-------- GIVEN RECORDS --------

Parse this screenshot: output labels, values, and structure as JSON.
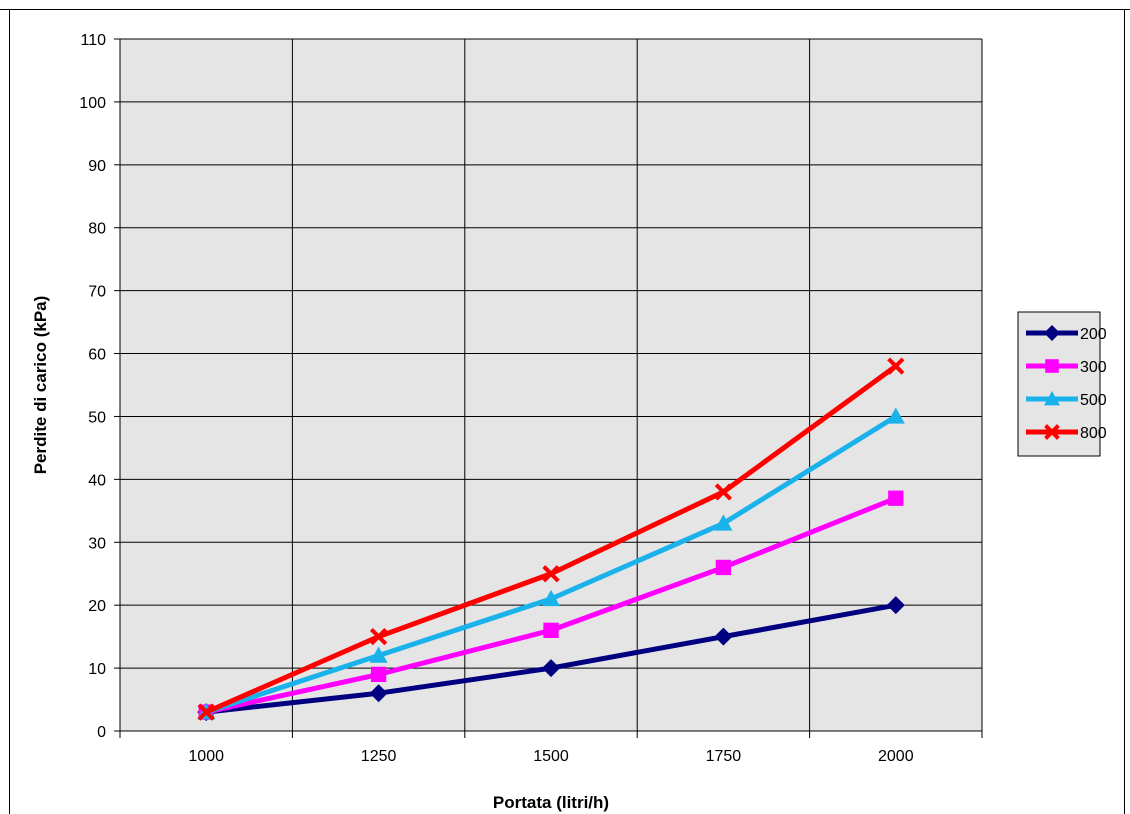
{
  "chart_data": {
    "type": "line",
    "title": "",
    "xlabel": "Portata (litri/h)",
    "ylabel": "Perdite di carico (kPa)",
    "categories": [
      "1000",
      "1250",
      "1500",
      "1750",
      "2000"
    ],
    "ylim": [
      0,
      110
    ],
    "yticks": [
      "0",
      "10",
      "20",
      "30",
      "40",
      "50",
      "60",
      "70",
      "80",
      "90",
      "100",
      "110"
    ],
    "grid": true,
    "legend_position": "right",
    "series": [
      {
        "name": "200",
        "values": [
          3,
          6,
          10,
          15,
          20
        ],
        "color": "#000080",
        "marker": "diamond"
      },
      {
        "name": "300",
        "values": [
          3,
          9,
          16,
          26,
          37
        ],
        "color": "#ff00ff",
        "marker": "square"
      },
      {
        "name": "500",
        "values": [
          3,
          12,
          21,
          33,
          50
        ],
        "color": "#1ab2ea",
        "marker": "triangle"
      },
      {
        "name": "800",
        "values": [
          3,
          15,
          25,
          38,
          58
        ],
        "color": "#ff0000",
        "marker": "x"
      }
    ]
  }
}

--------

GIVEN INSTRUCTION:
Repeat the material above in full and exactly, omitting the pictures.

ANSWER TO THIS EXERCISE:
Parse this screenshot: output labels, values, and structure as JSON.
{
  "chart_data": {
    "type": "line",
    "title": "",
    "xlabel": "Portata (litri/h)",
    "ylabel": "Perdite di carico (kPa)",
    "categories": [
      "1000",
      "1250",
      "1500",
      "1750",
      "2000"
    ],
    "ylim": [
      0,
      110
    ],
    "yticks": [
      "0",
      "10",
      "20",
      "30",
      "40",
      "50",
      "60",
      "70",
      "80",
      "90",
      "100",
      "110"
    ],
    "grid": true,
    "legend_position": "right",
    "series": [
      {
        "name": "200",
        "values": [
          3,
          6,
          10,
          15,
          20
        ],
        "color": "#000080",
        "marker": "diamond"
      },
      {
        "name": "300",
        "values": [
          3,
          9,
          16,
          26,
          37
        ],
        "color": "#ff00ff",
        "marker": "square"
      },
      {
        "name": "500",
        "values": [
          3,
          12,
          21,
          33,
          50
        ],
        "color": "#1ab2ea",
        "marker": "triangle"
      },
      {
        "name": "800",
        "values": [
          3,
          15,
          25,
          38,
          58
        ],
        "color": "#ff0000",
        "marker": "x"
      }
    ]
  }
}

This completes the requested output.